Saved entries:
* * *

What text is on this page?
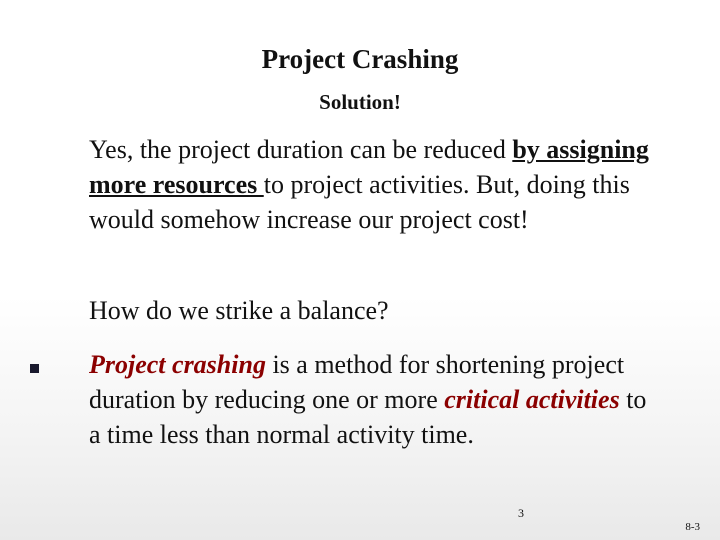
Project Crashing
Solution!
Yes, the project duration can be reduced by assigning more resources to project activities. But, doing this would somehow increase our project cost!
How do we strike a balance?
Project crashing is a method for shortening project duration by reducing one or more critical activities to a time less than normal activity time.
3
8-3
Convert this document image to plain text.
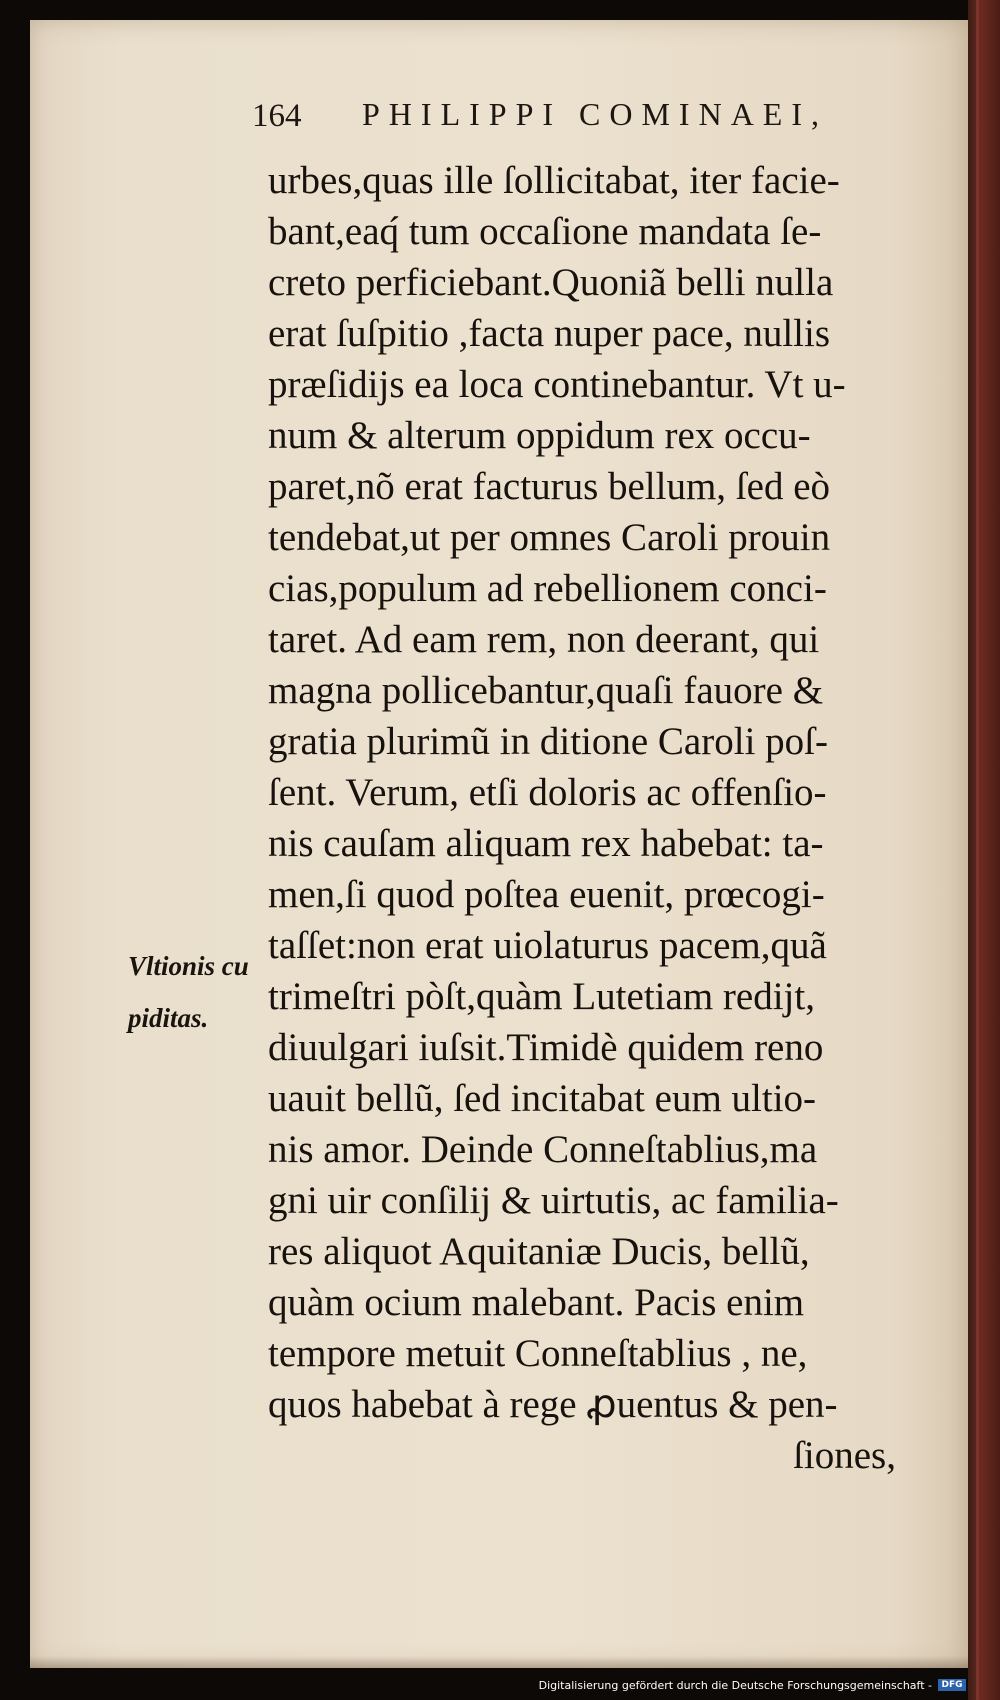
164 PHILIPPI COMINAEI,
Vltionis cu
piditas.
urbes,quas ille ſollicitabat, iter facie-
bant,eaq́ tum occaſione mandata ſe-
creto perficiebant.Quoniã belli nulla
erat ſuſpitio ,facta nuper pace, nullis
præſidijs ea loca continebantur. Vt u-
num & alterum oppidum rex occu-
paret,nõ erat facturus bellum, ſed eò
tendebat,ut per omnes Caroli prouin
cias,populum ad rebellionem conci-
taret. Ad eam rem, non deerant, qui
magna pollicebantur,quaſi fauore &
gratia plurimũ in ditione Caroli poſ-
ſent. Verum, etſi doloris ac offenſio-
nis cauſam aliquam rex habebat: ta-
men,ſi quod poſtea euenit, prœcogi-
taſſet:non erat uiolaturus pacem,quã
trimeſtri pòſt,quàm Lutetiam redijt,
diuulgari iuſsit.Timidè quidem reno
uauit bellũ, ſed incitabat eum ultio-
nis amor. Deinde Conneſtablius,ma
gni uir conſilij & uirtutis, ac familia-
res aliquot Aquitaniæ Ducis, bellũ,
quàm ocium malebant. Pacis enim
tempore metuit Conneſtablius , ne,
quos habebat à rege ꝓuentus & pen-
ſiones,
Digitalisierung gefördert durch die Deutsche Forschungsgemeinschaft -	DFG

* * *

What you will do - Isolate the lines that hold the word "erat" and copy all of them.

Completed task -
erat ſuſpitio ,facta nuper pace, nullis
paret,nõ erat facturus bellum, ſed eò
taſſet:non erat uiolaturus pacem,quã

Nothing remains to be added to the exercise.